OBJECTIVE: Go through the entries below and collect each line with the string "First" in it.

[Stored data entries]
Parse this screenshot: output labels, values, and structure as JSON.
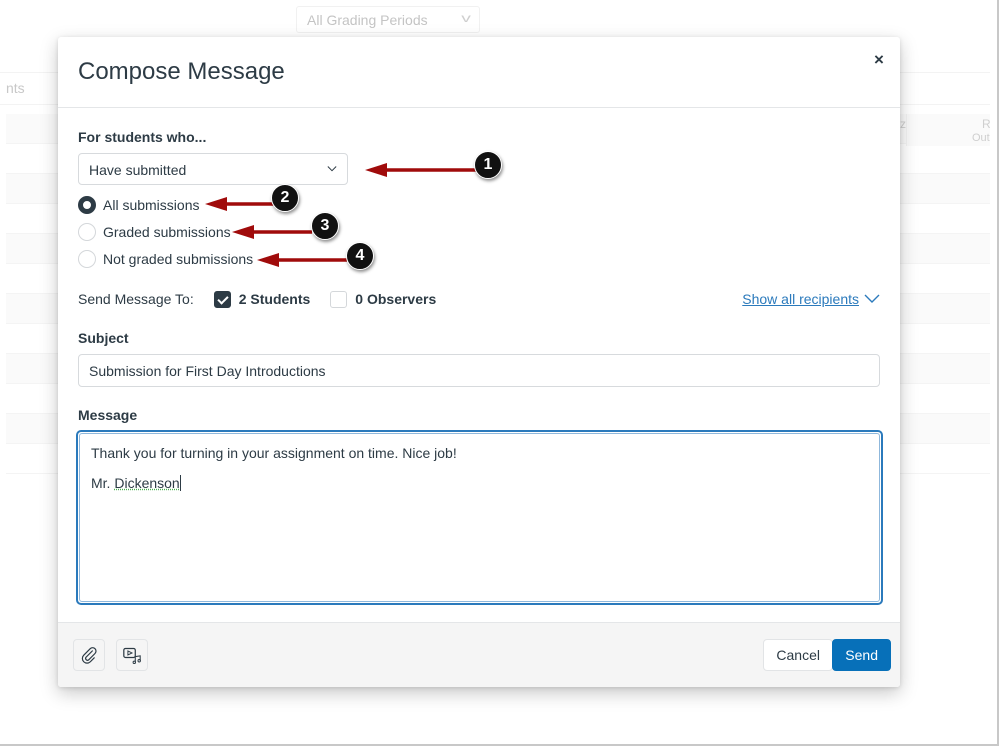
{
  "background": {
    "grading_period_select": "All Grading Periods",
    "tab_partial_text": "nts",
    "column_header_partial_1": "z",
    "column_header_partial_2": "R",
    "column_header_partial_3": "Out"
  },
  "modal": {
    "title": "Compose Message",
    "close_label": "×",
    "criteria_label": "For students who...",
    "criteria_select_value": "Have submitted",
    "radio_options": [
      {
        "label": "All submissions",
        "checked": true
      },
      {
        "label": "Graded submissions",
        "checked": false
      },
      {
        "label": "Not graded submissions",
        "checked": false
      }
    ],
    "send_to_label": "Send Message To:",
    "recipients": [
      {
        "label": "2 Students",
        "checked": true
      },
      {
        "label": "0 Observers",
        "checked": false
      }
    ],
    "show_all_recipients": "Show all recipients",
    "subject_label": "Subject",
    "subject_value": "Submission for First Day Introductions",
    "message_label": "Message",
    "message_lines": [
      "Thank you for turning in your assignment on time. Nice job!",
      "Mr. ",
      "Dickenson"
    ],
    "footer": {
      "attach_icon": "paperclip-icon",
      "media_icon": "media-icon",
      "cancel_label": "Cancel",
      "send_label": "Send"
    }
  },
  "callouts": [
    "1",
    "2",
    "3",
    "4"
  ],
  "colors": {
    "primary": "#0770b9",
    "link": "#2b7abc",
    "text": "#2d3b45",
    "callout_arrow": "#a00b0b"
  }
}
* * *
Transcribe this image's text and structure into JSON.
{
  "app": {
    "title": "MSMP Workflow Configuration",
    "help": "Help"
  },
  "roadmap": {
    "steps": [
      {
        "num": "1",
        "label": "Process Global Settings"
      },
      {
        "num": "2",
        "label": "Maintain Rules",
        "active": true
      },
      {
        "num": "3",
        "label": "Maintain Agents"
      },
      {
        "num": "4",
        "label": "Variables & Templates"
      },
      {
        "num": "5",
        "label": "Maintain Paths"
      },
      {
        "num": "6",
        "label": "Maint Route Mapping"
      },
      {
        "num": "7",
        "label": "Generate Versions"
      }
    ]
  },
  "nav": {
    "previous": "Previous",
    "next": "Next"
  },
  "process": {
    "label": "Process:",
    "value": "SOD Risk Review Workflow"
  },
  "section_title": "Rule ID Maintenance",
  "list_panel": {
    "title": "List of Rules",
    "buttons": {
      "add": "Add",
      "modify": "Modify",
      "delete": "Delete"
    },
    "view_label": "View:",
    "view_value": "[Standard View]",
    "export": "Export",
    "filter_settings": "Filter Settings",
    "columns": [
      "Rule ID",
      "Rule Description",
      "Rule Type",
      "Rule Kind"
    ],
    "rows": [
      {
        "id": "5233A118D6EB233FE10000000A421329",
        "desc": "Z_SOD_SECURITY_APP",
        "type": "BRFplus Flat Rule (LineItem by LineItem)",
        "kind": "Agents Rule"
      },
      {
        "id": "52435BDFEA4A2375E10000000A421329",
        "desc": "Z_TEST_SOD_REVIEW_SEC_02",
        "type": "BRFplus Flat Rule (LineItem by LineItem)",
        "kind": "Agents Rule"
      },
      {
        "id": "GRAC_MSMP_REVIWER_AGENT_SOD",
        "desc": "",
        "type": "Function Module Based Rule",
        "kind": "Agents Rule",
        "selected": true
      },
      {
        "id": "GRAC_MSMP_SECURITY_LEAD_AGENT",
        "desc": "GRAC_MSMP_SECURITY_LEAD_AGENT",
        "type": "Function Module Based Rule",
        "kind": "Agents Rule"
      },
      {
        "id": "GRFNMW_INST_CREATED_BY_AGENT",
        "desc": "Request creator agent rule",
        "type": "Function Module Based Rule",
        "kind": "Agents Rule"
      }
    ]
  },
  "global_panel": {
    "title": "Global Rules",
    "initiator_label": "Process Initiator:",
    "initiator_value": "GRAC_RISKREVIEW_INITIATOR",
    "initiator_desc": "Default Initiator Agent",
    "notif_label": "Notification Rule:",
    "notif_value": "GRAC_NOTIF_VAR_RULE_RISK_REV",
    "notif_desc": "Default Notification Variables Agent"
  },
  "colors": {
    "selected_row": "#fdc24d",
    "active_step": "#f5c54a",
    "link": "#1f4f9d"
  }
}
--
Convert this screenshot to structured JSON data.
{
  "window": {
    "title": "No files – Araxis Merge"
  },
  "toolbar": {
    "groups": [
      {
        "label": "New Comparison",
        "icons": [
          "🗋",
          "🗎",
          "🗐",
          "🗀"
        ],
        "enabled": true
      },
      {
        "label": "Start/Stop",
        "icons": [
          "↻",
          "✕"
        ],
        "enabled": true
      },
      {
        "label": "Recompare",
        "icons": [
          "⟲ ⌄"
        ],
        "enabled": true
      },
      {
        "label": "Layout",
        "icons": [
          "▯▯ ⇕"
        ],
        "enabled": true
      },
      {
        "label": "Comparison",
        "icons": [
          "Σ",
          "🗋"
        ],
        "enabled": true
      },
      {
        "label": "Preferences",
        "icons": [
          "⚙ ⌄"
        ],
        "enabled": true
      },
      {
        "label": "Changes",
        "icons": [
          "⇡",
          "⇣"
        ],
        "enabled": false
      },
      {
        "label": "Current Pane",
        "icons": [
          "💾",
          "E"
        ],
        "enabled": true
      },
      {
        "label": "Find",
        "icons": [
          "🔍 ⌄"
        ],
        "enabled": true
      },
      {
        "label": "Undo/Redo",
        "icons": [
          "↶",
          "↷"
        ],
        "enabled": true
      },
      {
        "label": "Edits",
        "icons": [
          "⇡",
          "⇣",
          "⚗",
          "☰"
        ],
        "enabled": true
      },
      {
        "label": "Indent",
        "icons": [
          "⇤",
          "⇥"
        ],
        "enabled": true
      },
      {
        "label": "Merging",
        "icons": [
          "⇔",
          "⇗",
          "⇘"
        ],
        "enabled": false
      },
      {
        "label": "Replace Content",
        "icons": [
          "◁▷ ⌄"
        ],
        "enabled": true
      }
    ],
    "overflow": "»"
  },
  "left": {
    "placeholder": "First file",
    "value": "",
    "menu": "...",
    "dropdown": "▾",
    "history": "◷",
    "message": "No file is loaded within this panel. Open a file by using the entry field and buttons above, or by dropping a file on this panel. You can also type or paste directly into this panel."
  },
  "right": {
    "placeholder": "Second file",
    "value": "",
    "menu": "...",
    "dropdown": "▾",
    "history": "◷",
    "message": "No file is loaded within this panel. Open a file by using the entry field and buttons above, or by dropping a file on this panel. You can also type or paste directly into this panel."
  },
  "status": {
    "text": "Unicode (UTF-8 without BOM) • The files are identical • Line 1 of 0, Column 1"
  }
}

ANSWER TO THIS PROBLEM:
    "subject_value": "Submission for First Day Introductions",
    "placeholder": "First file",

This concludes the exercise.